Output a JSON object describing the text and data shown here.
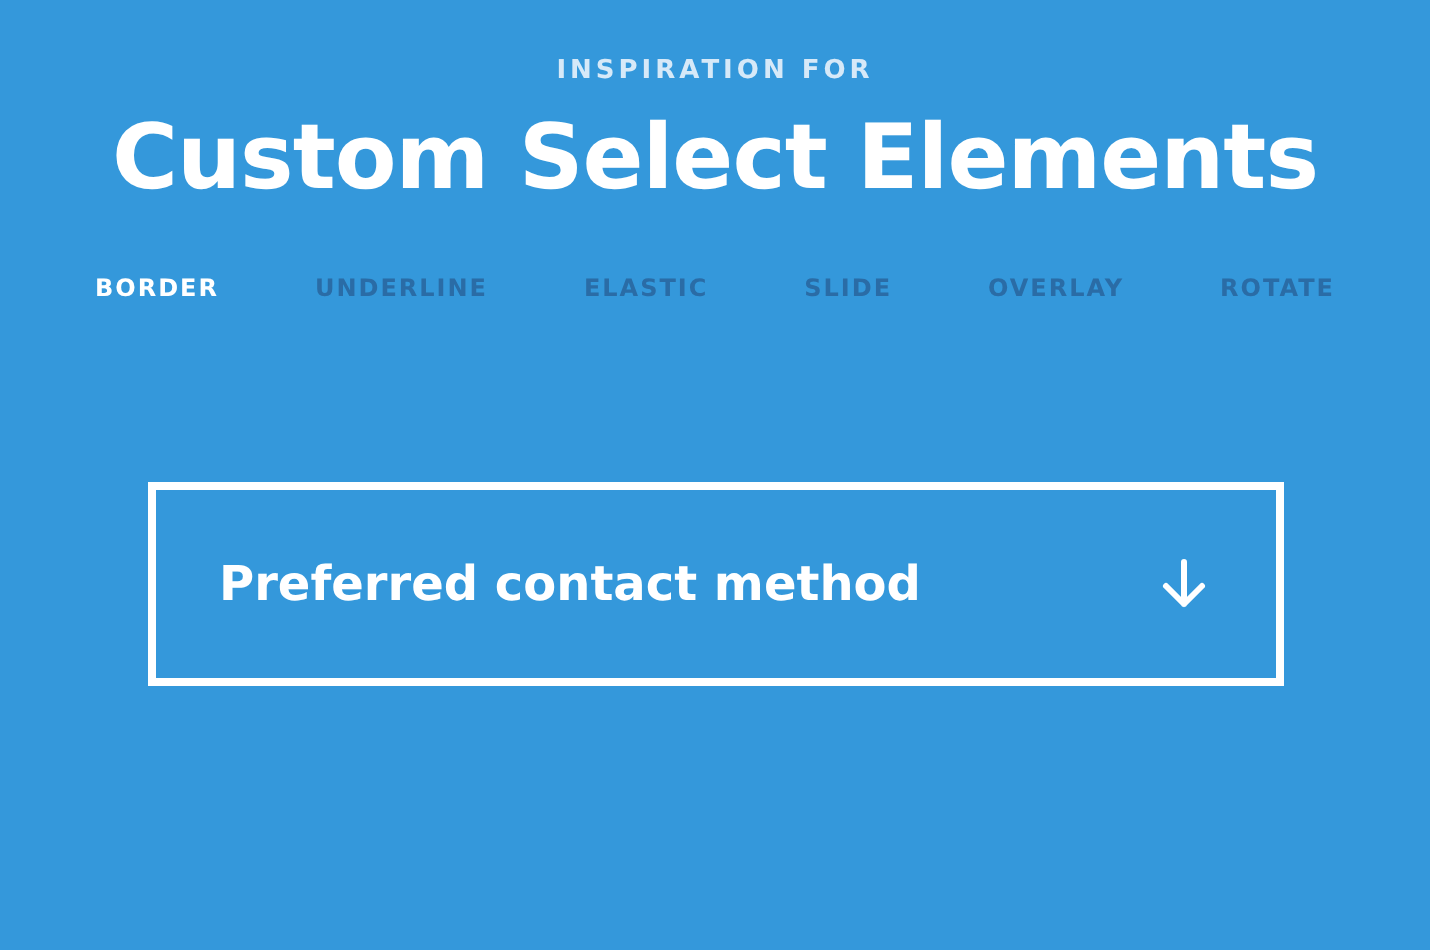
{
  "header": {
    "kicker": "INSPIRATION FOR",
    "title": "Custom Select Elements"
  },
  "tabs": [
    {
      "label": "BORDER",
      "selected": true
    },
    {
      "label": "UNDERLINE",
      "selected": false
    },
    {
      "label": "ELASTIC",
      "selected": false
    },
    {
      "label": "SLIDE",
      "selected": false
    },
    {
      "label": "OVERLAY",
      "selected": false
    },
    {
      "label": "ROTATE",
      "selected": false
    }
  ],
  "select": {
    "placeholder": "Preferred contact method"
  }
}
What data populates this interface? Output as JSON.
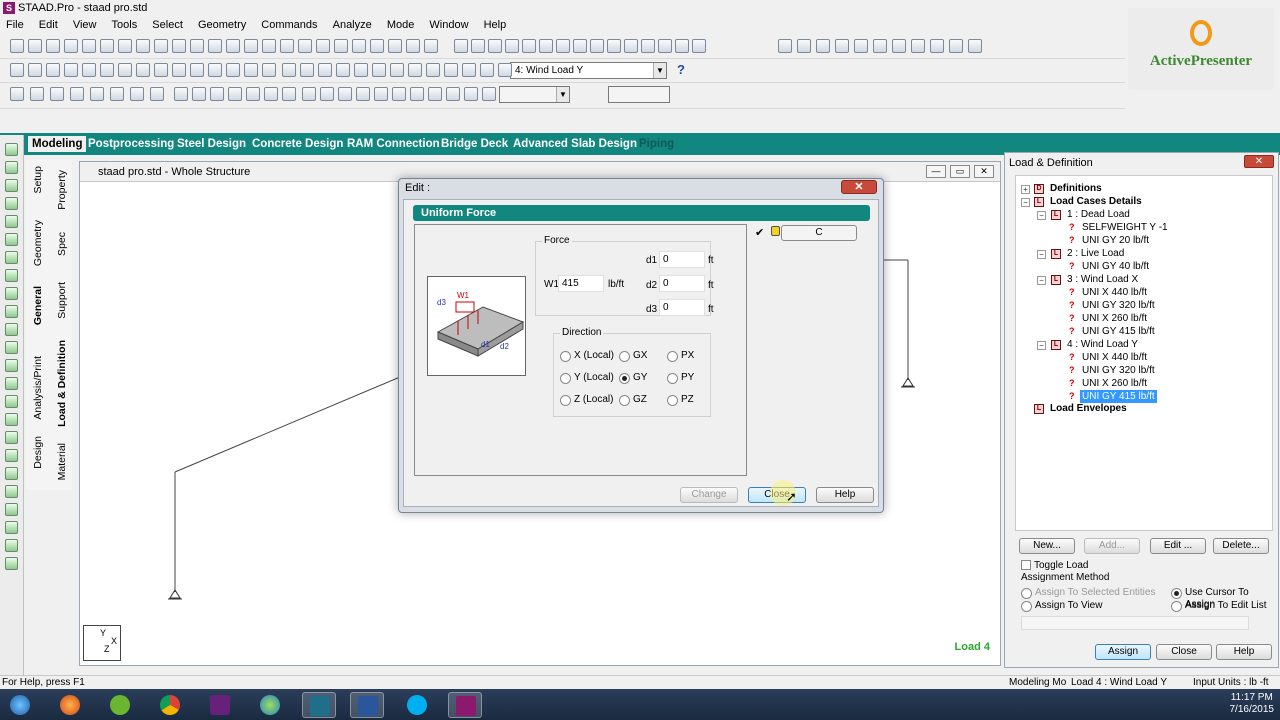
{
  "app": {
    "title": "STAAD.Pro - staad pro.std"
  },
  "menu": [
    "File",
    "Edit",
    "View",
    "Tools",
    "Select",
    "Geometry",
    "Commands",
    "Analyze",
    "Mode",
    "Window",
    "Help"
  ],
  "toolbar": {
    "load_select": "4: Wind Load Y"
  },
  "watermark": {
    "text": "ActivePresenter"
  },
  "tabs": [
    "Modeling",
    "Postprocessing",
    "Steel Design",
    "Concrete Design",
    "RAM Connection",
    "Bridge Deck",
    "Advanced Slab Design",
    "Piping"
  ],
  "vertical_tabs": {
    "outer": [
      "Setup",
      "Geometry",
      "General",
      "Analysis/Print",
      "Design"
    ],
    "inner": [
      "Property",
      "Spec",
      "Support",
      "Load & Definition",
      "Material"
    ]
  },
  "structure_window": {
    "title": "staad pro.std - Whole Structure",
    "load_label": "Load 4",
    "axis_y": "Y",
    "axis_z": "Z",
    "axis_x": "X"
  },
  "edit_dialog": {
    "title": "Edit :",
    "header": "Uniform Force",
    "column_label": "C",
    "force_group": "Force",
    "w1_label": "W1",
    "w1_value": "415",
    "w1_unit": "lb/ft",
    "d1_label": "d1",
    "d1_value": "0",
    "d1_unit": "ft",
    "d2_label": "d2",
    "d2_value": "0",
    "d2_unit": "ft",
    "d3_label": "d3",
    "d3_value": "0",
    "d3_unit": "ft",
    "direction_group": "Direction",
    "directions": [
      "X (Local)",
      "Y (Local)",
      "Z (Local)",
      "GX",
      "GY",
      "GZ",
      "PX",
      "PY",
      "PZ"
    ],
    "selected_direction": "GY",
    "buttons": {
      "change": "Change",
      "close": "Close",
      "help": "Help"
    }
  },
  "load_panel": {
    "title": "Load & Definition",
    "tree": {
      "definitions": "Definitions",
      "load_cases_details": "Load Cases Details",
      "case1": "1 : Dead Load",
      "case1_items": [
        "SELFWEIGHT Y -1",
        "UNI GY 20 lb/ft"
      ],
      "case2": "2 : Live Load",
      "case2_items": [
        "UNI GY 40 lb/ft"
      ],
      "case3": "3 : Wind Load X",
      "case3_items": [
        "UNI X 440 lb/ft",
        "UNI GY 320 lb/ft",
        "UNI X 260 lb/ft",
        "UNI GY 415 lb/ft"
      ],
      "case4": "4 : Wind Load Y",
      "case4_items": [
        "UNI X 440 lb/ft",
        "UNI GY 320 lb/ft",
        "UNI X 260 lb/ft",
        "UNI GY 415 lb/ft"
      ],
      "load_envelopes": "Load Envelopes"
    },
    "buttons": {
      "new": "New...",
      "add": "Add...",
      "edit": "Edit ...",
      "delete": "Delete..."
    },
    "toggle_load": "Toggle Load",
    "assignment_method": "Assignment Method",
    "assign_options": [
      "Assign To Selected Entities",
      "Use Cursor To Assign",
      "Assign To View",
      "Assign To Edit List"
    ],
    "bottom_buttons": {
      "assign": "Assign",
      "close": "Close",
      "help": "Help"
    }
  },
  "status": {
    "help": "For Help, press F1",
    "mode": "Modeling Mo",
    "load": "Load 4 : Wind Load Y",
    "units": "Input Units : lb -ft"
  },
  "taskbar": {
    "time": "11:17 PM",
    "date": "7/16/2015"
  }
}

● ● ● ● ● ● ●

■ Task brief: Reproduce every line precisely as given, omitting all pictures.

■ Exercise output:
Output a JSON object describing the text and data shown here.
{
  "header": {
    "kicker": "INSPIRATION FOR",
    "title": "Custom Select Elements"
  },
  "tabs": [
    {
      "label": "BORDER",
      "selected": true
    },
    {
      "label": "UNDERLINE",
      "selected": false
    },
    {
      "label": "ELASTIC",
      "selected": false
    },
    {
      "label": "SLIDE",
      "selected": false
    },
    {
      "label": "OVERLAY",
      "selected": false
    },
    {
      "label": "ROTATE",
      "selected": false
    }
  ],
  "select": {
    "placeholder": "Preferred contact method"
  }
}
What data populates this interface? Output as JSON.
{
  "app": {
    "title": "STAAD.Pro - staad pro.std"
  },
  "menu": [
    "File",
    "Edit",
    "View",
    "Tools",
    "Select",
    "Geometry",
    "Commands",
    "Analyze",
    "Mode",
    "Window",
    "Help"
  ],
  "toolbar": {
    "load_select": "4: Wind Load Y"
  },
  "watermark": {
    "text": "ActivePresenter"
  },
  "tabs": [
    "Modeling",
    "Postprocessing",
    "Steel Design",
    "Concrete Design",
    "RAM Connection",
    "Bridge Deck",
    "Advanced Slab Design",
    "Piping"
  ],
  "vertical_tabs": {
    "outer": [
      "Setup",
      "Geometry",
      "General",
      "Analysis/Print",
      "Design"
    ],
    "inner": [
      "Property",
      "Spec",
      "Support",
      "Load & Definition",
      "Material"
    ]
  },
  "structure_window": {
    "title": "staad pro.std - Whole Structure",
    "load_label": "Load 4",
    "axis_y": "Y",
    "axis_z": "Z",
    "axis_x": "X"
  },
  "edit_dialog": {
    "title": "Edit :",
    "header": "Uniform Force",
    "column_label": "C",
    "force_group": "Force",
    "w1_label": "W1",
    "w1_value": "415",
    "w1_unit": "lb/ft",
    "d1_label": "d1",
    "d1_value": "0",
    "d1_unit": "ft",
    "d2_label": "d2",
    "d2_value": "0",
    "d2_unit": "ft",
    "d3_label": "d3",
    "d3_value": "0",
    "d3_unit": "ft",
    "direction_group": "Direction",
    "directions": [
      "X (Local)",
      "Y (Local)",
      "Z (Local)",
      "GX",
      "GY",
      "GZ",
      "PX",
      "PY",
      "PZ"
    ],
    "selected_direction": "GY",
    "buttons": {
      "change": "Change",
      "close": "Close",
      "help": "Help"
    }
  },
  "load_panel": {
    "title": "Load & Definition",
    "tree": {
      "definitions": "Definitions",
      "load_cases_details": "Load Cases Details",
      "case1": "1 : Dead Load",
      "case1_items": [
        "SELFWEIGHT Y -1",
        "UNI GY 20 lb/ft"
      ],
      "case2": "2 : Live Load",
      "case2_items": [
        "UNI GY 40 lb/ft"
      ],
      "case3": "3 : Wind Load X",
      "case3_items": [
        "UNI X 440 lb/ft",
        "UNI GY 320 lb/ft",
        "UNI X 260 lb/ft",
        "UNI GY 415 lb/ft"
      ],
      "case4": "4 : Wind Load Y",
      "case4_items": [
        "UNI X 440 lb/ft",
        "UNI GY 320 lb/ft",
        "UNI X 260 lb/ft",
        "UNI GY 415 lb/ft"
      ],
      "load_envelopes": "Load Envelopes"
    },
    "buttons": {
      "new": "New...",
      "add": "Add...",
      "edit": "Edit ...",
      "delete": "Delete..."
    },
    "toggle_load": "Toggle Load",
    "assignment_method": "Assignment Method",
    "assign_options": [
      "Assign To Selected Entities",
      "Use Cursor To Assign",
      "Assign To View",
      "Assign To Edit List"
    ],
    "bottom_buttons": {
      "assign": "Assign",
      "close": "Close",
      "help": "Help"
    }
  },
  "status": {
    "help": "For Help, press F1",
    "mode": "Modeling Mo",
    "load": "Load 4 : Wind Load Y",
    "units": "Input Units : lb -ft"
  },
  "taskbar": {
    "time": "11:17 PM",
    "date": "7/16/2015"
  }
}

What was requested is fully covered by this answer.